- **Instruction**: Every line in the listing is to be echoed verbatim.

- **Supplied material**:
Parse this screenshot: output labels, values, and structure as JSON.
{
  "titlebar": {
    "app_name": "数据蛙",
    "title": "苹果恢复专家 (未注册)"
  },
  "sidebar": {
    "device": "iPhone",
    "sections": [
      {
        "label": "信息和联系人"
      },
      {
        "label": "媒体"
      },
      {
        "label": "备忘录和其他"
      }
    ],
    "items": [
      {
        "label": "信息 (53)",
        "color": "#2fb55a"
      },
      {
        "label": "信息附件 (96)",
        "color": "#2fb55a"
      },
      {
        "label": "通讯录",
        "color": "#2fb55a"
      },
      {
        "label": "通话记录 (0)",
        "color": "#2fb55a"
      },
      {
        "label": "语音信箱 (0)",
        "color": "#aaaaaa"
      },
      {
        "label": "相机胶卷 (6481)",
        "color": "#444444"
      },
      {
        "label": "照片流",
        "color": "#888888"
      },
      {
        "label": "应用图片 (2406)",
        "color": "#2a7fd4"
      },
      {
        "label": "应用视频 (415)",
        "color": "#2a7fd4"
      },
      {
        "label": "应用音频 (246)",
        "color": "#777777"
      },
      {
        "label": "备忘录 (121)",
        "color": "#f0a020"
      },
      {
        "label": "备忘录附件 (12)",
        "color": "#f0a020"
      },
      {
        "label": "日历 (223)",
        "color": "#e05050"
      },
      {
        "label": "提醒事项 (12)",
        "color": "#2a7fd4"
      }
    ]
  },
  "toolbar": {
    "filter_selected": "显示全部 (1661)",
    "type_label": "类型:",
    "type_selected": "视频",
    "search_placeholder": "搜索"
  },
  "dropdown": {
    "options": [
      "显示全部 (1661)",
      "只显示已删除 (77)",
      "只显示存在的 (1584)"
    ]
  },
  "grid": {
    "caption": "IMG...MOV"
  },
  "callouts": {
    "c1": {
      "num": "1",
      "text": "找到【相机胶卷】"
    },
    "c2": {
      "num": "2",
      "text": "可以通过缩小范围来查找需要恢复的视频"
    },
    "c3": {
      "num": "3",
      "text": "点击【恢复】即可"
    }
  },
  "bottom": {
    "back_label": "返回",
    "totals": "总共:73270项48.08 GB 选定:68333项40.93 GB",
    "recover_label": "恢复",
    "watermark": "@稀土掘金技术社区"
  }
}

- **Expected answer**:
Parse this screenshot: output labels, values, and structure as JSON.
{
  "titlebar": {
    "app_name": "数据蛙",
    "title": "苹果恢复专家 (未注册)"
  },
  "sidebar": {
    "device": "iPhone",
    "sections": [
      {
        "label": "信息和联系人"
      },
      {
        "label": "媒体"
      },
      {
        "label": "备忘录和其他"
      }
    ],
    "items": [
      {
        "label": "信息 (53)",
        "color": "#2fb55a"
      },
      {
        "label": "信息附件 (96)",
        "color": "#2fb55a"
      },
      {
        "label": "通讯录",
        "color": "#2fb55a"
      },
      {
        "label": "通话记录 (0)",
        "color": "#2fb55a"
      },
      {
        "label": "语音信箱 (0)",
        "color": "#aaaaaa"
      },
      {
        "label": "相机胶卷 (6481)",
        "color": "#444444"
      },
      {
        "label": "照片流",
        "color": "#888888"
      },
      {
        "label": "应用图片 (2406)",
        "color": "#2a7fd4"
      },
      {
        "label": "应用视频 (415)",
        "color": "#2a7fd4"
      },
      {
        "label": "应用音频 (246)",
        "color": "#777777"
      },
      {
        "label": "备忘录 (121)",
        "color": "#f0a020"
      },
      {
        "label": "备忘录附件 (12)",
        "color": "#f0a020"
      },
      {
        "label": "日历 (223)",
        "color": "#e05050"
      },
      {
        "label": "提醒事项 (12)",
        "color": "#2a7fd4"
      }
    ]
  },
  "toolbar": {
    "filter_selected": "显示全部 (1661)",
    "type_label": "类型:",
    "type_selected": "视频",
    "search_placeholder": "搜索"
  },
  "dropdown": {
    "options": [
      "显示全部 (1661)",
      "只显示已删除 (77)",
      "只显示存在的 (1584)"
    ]
  },
  "grid": {
    "caption": "IMG...MOV"
  },
  "callouts": {
    "c1": {
      "num": "1",
      "text": "找到【相机胶卷】"
    },
    "c2": {
      "num": "2",
      "text": "可以通过缩小范围来查找需要恢复的视频"
    },
    "c3": {
      "num": "3",
      "text": "点击【恢复】即可"
    }
  },
  "bottom": {
    "back_label": "返回",
    "totals": "总共:73270项48.08 GB 选定:68333项40.93 GB",
    "recover_label": "恢复",
    "watermark": "@稀土掘金技术社区"
  }
}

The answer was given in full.